Update the lines below by putting "gyrofreq-line" wherever "gyrofrequency-line" appears. Leave everything else unchanged.

-- start --

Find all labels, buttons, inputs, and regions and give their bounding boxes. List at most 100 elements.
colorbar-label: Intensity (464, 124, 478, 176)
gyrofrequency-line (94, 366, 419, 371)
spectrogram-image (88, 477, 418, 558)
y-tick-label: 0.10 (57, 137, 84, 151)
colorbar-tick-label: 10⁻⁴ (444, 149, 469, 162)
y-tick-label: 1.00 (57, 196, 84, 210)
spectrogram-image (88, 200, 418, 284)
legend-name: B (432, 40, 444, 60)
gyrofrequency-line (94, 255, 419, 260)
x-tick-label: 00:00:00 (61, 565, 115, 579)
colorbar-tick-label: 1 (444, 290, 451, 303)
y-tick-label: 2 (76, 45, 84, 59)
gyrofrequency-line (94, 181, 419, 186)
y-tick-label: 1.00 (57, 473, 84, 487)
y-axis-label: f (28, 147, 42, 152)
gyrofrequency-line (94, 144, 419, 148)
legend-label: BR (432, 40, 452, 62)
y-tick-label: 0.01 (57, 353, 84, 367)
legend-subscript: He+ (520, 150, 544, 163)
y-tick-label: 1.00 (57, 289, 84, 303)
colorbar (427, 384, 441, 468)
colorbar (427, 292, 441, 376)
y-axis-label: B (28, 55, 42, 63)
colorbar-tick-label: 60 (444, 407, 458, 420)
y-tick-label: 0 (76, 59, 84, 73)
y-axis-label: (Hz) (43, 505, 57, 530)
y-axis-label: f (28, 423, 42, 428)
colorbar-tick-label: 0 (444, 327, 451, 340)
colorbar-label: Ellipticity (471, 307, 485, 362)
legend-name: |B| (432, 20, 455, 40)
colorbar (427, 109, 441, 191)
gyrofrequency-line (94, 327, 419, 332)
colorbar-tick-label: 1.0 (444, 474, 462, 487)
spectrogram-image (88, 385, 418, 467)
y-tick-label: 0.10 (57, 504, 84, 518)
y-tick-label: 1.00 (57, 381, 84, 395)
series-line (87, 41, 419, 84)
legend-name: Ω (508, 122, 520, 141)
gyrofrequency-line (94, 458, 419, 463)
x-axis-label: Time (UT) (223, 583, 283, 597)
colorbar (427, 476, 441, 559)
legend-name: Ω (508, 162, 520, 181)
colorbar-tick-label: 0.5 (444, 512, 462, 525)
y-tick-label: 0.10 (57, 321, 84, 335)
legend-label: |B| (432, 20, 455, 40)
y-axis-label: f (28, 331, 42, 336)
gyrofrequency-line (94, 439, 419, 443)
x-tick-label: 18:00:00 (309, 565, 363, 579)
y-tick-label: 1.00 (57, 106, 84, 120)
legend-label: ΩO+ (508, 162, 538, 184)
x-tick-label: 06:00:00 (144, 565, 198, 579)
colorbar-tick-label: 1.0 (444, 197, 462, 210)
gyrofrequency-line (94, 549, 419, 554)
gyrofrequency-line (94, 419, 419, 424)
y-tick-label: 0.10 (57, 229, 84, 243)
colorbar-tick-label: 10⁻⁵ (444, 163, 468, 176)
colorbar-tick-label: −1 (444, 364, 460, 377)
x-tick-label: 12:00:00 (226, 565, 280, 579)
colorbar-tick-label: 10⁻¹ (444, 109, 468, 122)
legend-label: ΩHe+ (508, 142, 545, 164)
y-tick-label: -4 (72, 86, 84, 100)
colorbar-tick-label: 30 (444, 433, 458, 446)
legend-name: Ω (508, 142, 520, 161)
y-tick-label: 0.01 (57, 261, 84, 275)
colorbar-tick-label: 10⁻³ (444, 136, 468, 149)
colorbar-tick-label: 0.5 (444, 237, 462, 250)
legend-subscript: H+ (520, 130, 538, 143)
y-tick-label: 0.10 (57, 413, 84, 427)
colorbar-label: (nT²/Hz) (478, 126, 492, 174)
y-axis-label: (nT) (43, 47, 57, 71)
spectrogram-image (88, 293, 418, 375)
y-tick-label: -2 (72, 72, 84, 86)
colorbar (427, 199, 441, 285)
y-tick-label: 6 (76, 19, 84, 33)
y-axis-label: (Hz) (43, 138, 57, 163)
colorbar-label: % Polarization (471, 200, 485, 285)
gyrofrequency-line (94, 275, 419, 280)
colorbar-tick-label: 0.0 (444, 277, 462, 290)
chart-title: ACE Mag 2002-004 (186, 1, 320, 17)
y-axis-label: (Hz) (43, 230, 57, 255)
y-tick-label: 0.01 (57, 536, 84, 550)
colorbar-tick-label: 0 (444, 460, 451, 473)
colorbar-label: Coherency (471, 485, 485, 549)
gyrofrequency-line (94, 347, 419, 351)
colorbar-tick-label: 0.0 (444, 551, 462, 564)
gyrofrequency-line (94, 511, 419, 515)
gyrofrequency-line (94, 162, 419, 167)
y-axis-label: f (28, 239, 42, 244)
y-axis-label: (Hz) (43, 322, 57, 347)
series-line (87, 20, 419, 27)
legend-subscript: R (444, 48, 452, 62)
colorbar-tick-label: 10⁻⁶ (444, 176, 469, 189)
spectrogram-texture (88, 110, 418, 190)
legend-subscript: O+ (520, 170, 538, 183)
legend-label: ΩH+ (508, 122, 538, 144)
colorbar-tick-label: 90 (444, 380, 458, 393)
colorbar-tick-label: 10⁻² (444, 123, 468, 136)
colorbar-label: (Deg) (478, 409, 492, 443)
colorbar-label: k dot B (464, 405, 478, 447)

-- end --

→ Result of the exercise:
Find all labels, buttons, inputs, and regions and give their bounding boxes. List at most 100 elements.
colorbar-label: Intensity (464, 124, 478, 176)
gyrofreq-line (94, 366, 419, 371)
spectrogram-image (88, 477, 418, 558)
y-tick-label: 0.10 (57, 137, 84, 151)
colorbar-tick-label: 10⁻⁴ (444, 149, 469, 162)
y-tick-label: 1.00 (57, 196, 84, 210)
spectrogram-image (88, 200, 418, 284)
legend-name: B (432, 40, 444, 60)
gyrofreq-line (94, 255, 419, 260)
x-tick-label: 00:00:00 (61, 565, 115, 579)
colorbar-tick-label: 1 (444, 290, 451, 303)
y-tick-label: 2 (76, 45, 84, 59)
gyrofreq-line (94, 181, 419, 186)
y-tick-label: 1.00 (57, 473, 84, 487)
y-axis-label: f (28, 147, 42, 152)
gyrofreq-line (94, 144, 419, 148)
legend-label: BR (432, 40, 452, 62)
y-tick-label: 0.01 (57, 353, 84, 367)
legend-subscript: He+ (520, 150, 544, 163)
y-tick-label: 1.00 (57, 289, 84, 303)
colorbar (427, 384, 441, 468)
colorbar (427, 292, 441, 376)
y-axis-label: B (28, 55, 42, 63)
colorbar-tick-label: 60 (444, 407, 458, 420)
y-tick-label: 0 (76, 59, 84, 73)
y-axis-label: (Hz) (43, 505, 57, 530)
y-axis-label: f (28, 423, 42, 428)
colorbar-tick-label: 0 (444, 327, 451, 340)
colorbar-label: Ellipticity (471, 307, 485, 362)
legend-name: |B| (432, 20, 455, 40)
colorbar (427, 109, 441, 191)
gyrofreq-line (94, 327, 419, 332)
colorbar-tick-label: 1.0 (444, 474, 462, 487)
spectrogram-image (88, 385, 418, 467)
y-tick-label: 0.10 (57, 504, 84, 518)
y-tick-label: 1.00 (57, 381, 84, 395)
series-line (87, 41, 419, 84)
legend-name: Ω (508, 122, 520, 141)
gyrofreq-line (94, 458, 419, 463)
x-axis-label: Time (UT) (223, 583, 283, 597)
colorbar (427, 476, 441, 559)
legend-name: Ω (508, 162, 520, 181)
colorbar-tick-label: 0.5 (444, 512, 462, 525)
y-tick-label: 0.10 (57, 321, 84, 335)
legend-label: |B| (432, 20, 455, 40)
y-axis-label: f (28, 331, 42, 336)
gyrofreq-line (94, 439, 419, 443)
x-tick-label: 18:00:00 (309, 565, 363, 579)
y-tick-label: 1.00 (57, 106, 84, 120)
legend-label: ΩO+ (508, 162, 538, 184)
x-tick-label: 06:00:00 (144, 565, 198, 579)
colorbar-tick-label: 1.0 (444, 197, 462, 210)
gyrofreq-line (94, 549, 419, 554)
gyrofreq-line (94, 419, 419, 424)
y-tick-label: 0.10 (57, 229, 84, 243)
colorbar-tick-label: 10⁻⁵ (444, 163, 468, 176)
colorbar-tick-label: −1 (444, 364, 460, 377)
x-tick-label: 12:00:00 (226, 565, 280, 579)
colorbar-tick-label: 10⁻¹ (444, 109, 468, 122)
legend-label: ΩHe+ (508, 142, 545, 164)
y-tick-label: -4 (72, 86, 84, 100)
colorbar-tick-label: 30 (444, 433, 458, 446)
legend-name: Ω (508, 142, 520, 161)
y-tick-label: 0.01 (57, 261, 84, 275)
colorbar-tick-label: 10⁻³ (444, 136, 468, 149)
colorbar-tick-label: 0.5 (444, 237, 462, 250)
legend-subscript: H+ (520, 130, 538, 143)
y-tick-label: 0.10 (57, 413, 84, 427)
colorbar-label: (nT²/Hz) (478, 126, 492, 174)
y-axis-label: (nT) (43, 47, 57, 71)
spectrogram-image (88, 293, 418, 375)
y-tick-label: -2 (72, 72, 84, 86)
colorbar (427, 199, 441, 285)
y-tick-label: 6 (76, 19, 84, 33)
y-axis-label: (Hz) (43, 138, 57, 163)
colorbar-label: % Polarization (471, 200, 485, 285)
gyrofreq-line (94, 275, 419, 280)
colorbar-tick-label: 0.0 (444, 277, 462, 290)
chart-title: ACE Mag 2002-004 (186, 1, 320, 17)
y-axis-label: (Hz) (43, 230, 57, 255)
y-tick-label: 0.01 (57, 536, 84, 550)
colorbar-tick-label: 0 (444, 460, 451, 473)
colorbar-label: Coherency (471, 485, 485, 549)
gyrofreq-line (94, 347, 419, 351)
colorbar-tick-label: 0.0 (444, 551, 462, 564)
gyrofreq-line (94, 511, 419, 515)
gyrofreq-line (94, 162, 419, 167)
y-axis-label: f (28, 239, 42, 244)
y-axis-label: (Hz) (43, 322, 57, 347)
series-line (87, 20, 419, 27)
legend-subscript: R (444, 48, 452, 62)
colorbar-tick-label: 10⁻⁶ (444, 176, 469, 189)
spectrogram-texture (88, 110, 418, 190)
legend-subscript: O+ (520, 170, 538, 183)
legend-label: ΩH+ (508, 122, 538, 144)
colorbar-tick-label: 90 (444, 380, 458, 393)
colorbar-tick-label: 10⁻² (444, 123, 468, 136)
colorbar-label: (Deg) (478, 409, 492, 443)
colorbar-label: k dot B (464, 405, 478, 447)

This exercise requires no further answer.